**TO BE DONE:**
[a] Repeat word for word the passage of the Morere and Mahia trip report starting with "King’s Birthday Weekend" and going on through "just after 10.00am.".
[b] In one to three sentences, explain why the group turned onto the Waiatai Road after stopping in Wairoa, according to the Morere and Mahia trip report.
[c] Pick up the Morere and Mahia trip report after its final sentence and keep writing.

Morere and Mahia

King’s Birthday Weekend 3-5 June 2023- Morere / Mahia

Sat: As we drove along the Napier- Wairoa highway for a long weekend at Morere and Mahia we saw the aftermath of Cyclone Gabrielle, with scoured out waterways, hillsides full of slips and the Waikare Bridge lying twisted and broken in the Waikare riverbed. We stopped briefly in Wairoa before heading north, turning onto the Waiatai Road to visit an old remnant of Forest and Bird Reserve with one of the largest specimens of Puka, supposedly in the North Island. We then continued on to the Morere Hot Springs Reserve – the hot pools were closed to a septic tank issue as was the shop and accommodation in the old shearer’s quarters- these are now owned by a Maori Trust. We parked the van just past the entrance on Tunanui Road and our party of nine set off just after 10.00am.

The Ridge track is wonderful with the nikau palms predominant along with matai, tawa, rewarewa, kohekohe and rimu. There was some black beech on the eastern side with lancewoods in various growth stages. We lunched in dappled sunshine with views over the surrounding countryside. After a good 2.5 hr walk we had returned to the van and set off to Mahia. We walked the old railway line between Waikokopu and Opoutama on the way. At Mahia we drove past the houses and parked the van in the small carpark at the start of the Mokotahi Hill track, we walked 30 minute trek to the top and got views over the Mahia isthmus. Our accommodation for the night was at the Mahia Beach Holiday Camp, dining at the Sunset Café.

**SOURCE DATA:**

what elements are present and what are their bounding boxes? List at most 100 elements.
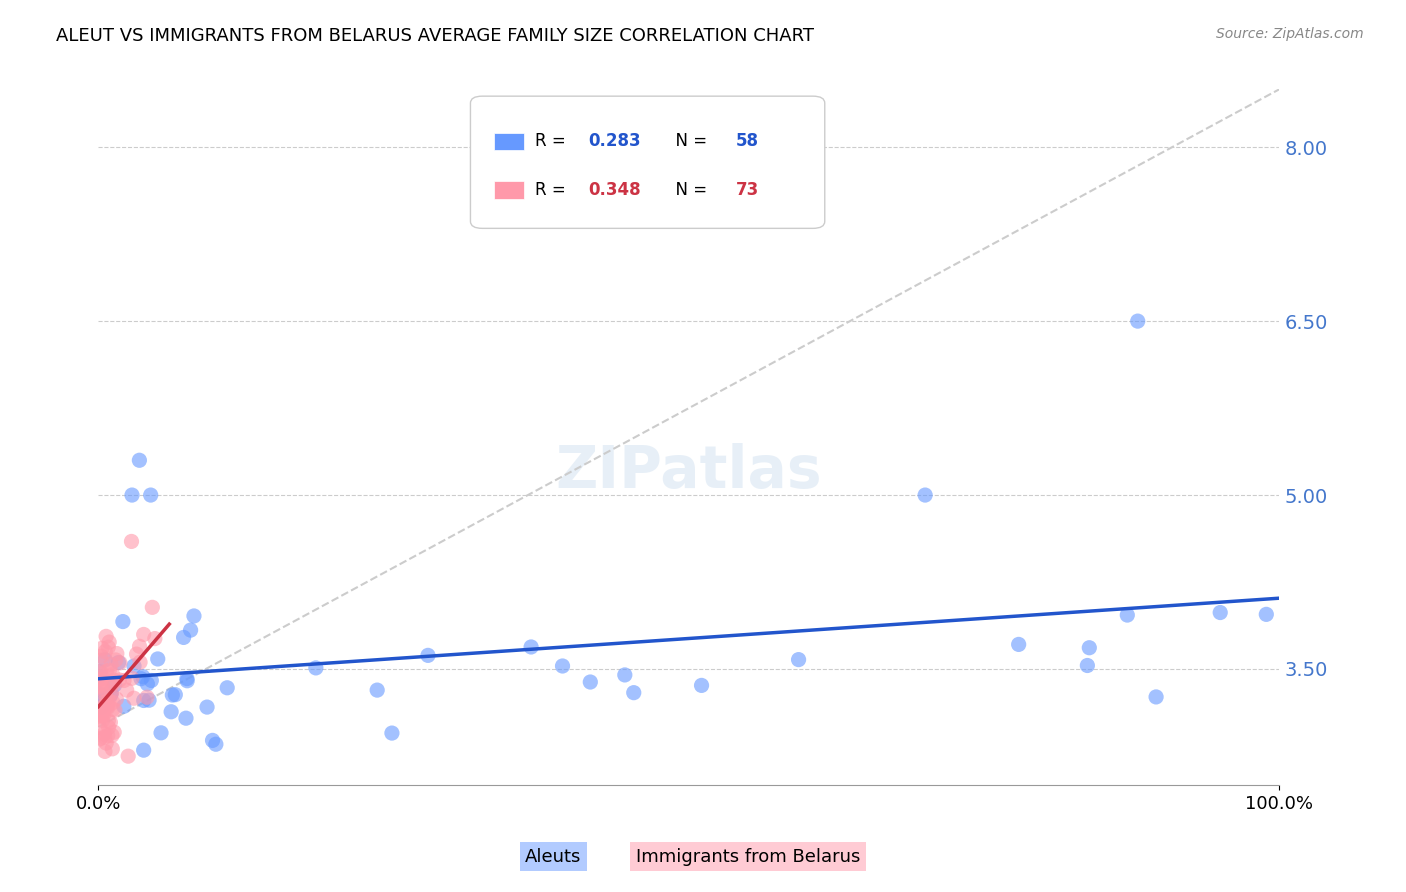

**SET OF ANSWERS:**
[a]
King’s Birthday Weekend 3-5 June 2023- Morere / Mahia

Sat: As we drove along the Napier- Wairoa highway for a long weekend at Morere and Mahia we saw the aftermath of Cyclone Gabrielle, with scoured out waterways, hillsides full of slips and the Waikare Bridge lying twisted and broken in the Waikare riverbed. We stopped briefly in Wairoa before heading north, turning onto the Waiatai Road to visit an old remnant of Forest and Bird Reserve with one of the largest specimens of Puka, supposedly in the North Island. We then continued on to the Morere Hot Springs Reserve – the hot pools were closed to a septic tank issue as was the shop and accommodation in the old shearer’s quarters- these are now owned by a Maori Trust. We parked the van just past the entrance on Tunanui Road and our party of nine set off just after 10.00am.

[b] They turned onto the Waiatai Road to visit an old remnant of Forest and Bird Reserve. The reserve holds one of the largest specimens of Puka, supposedly in the North Island.

[c]
Sun: We were away at 9.00am and drove up the winding Kinikini Road to the start of the Mahia Peninsular Scenic Reserve, one of the few remaining lowland coastal forests. We initially climbed up to the lookout, with good views of the peninsula, then descended to the stream running through the basin- very slippery papa rocks which caught a few unawares. Another 2 1/2 hour walk.

After lunch on the beach we drove around the other side of the peninsula to the Whangawehi river mouth and the beginning of the Te Aratia Walkway – a lot of effort went into developing this. It was tarted in 2020 with 250,000 plantings of native shrubs, 150 ha riparian margins retired and 30ha in bush blocks protected. We wandered for 4-5km along the limestone track which followed the stream, about 1.5 km short of the shelter. (We were unable to start at the Kinikini Road entrance as this was closed due to poison being laid- a few are wanting to return to complete this walk)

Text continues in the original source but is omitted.